===== Provided records =====

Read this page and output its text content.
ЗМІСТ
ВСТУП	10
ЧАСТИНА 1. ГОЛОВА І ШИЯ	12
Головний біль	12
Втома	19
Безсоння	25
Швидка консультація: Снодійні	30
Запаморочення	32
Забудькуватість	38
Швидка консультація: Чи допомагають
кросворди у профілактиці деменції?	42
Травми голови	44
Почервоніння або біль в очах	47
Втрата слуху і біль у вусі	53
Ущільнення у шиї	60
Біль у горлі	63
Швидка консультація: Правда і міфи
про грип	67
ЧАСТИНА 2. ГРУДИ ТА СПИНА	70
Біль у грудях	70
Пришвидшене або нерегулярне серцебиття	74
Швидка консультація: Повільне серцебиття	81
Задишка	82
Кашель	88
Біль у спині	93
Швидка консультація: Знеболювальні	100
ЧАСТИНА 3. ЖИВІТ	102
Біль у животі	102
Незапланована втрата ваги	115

=====

Every line in the data above that contains "ЧАСТИНА" needs to be copied.

ЧАСТИНА 1. ГОЛОВА І ШИЯ	12
ЧАСТИНА 2. ГРУДИ ТА СПИНА	70
ЧАСТИНА 3. ЖИВІТ	102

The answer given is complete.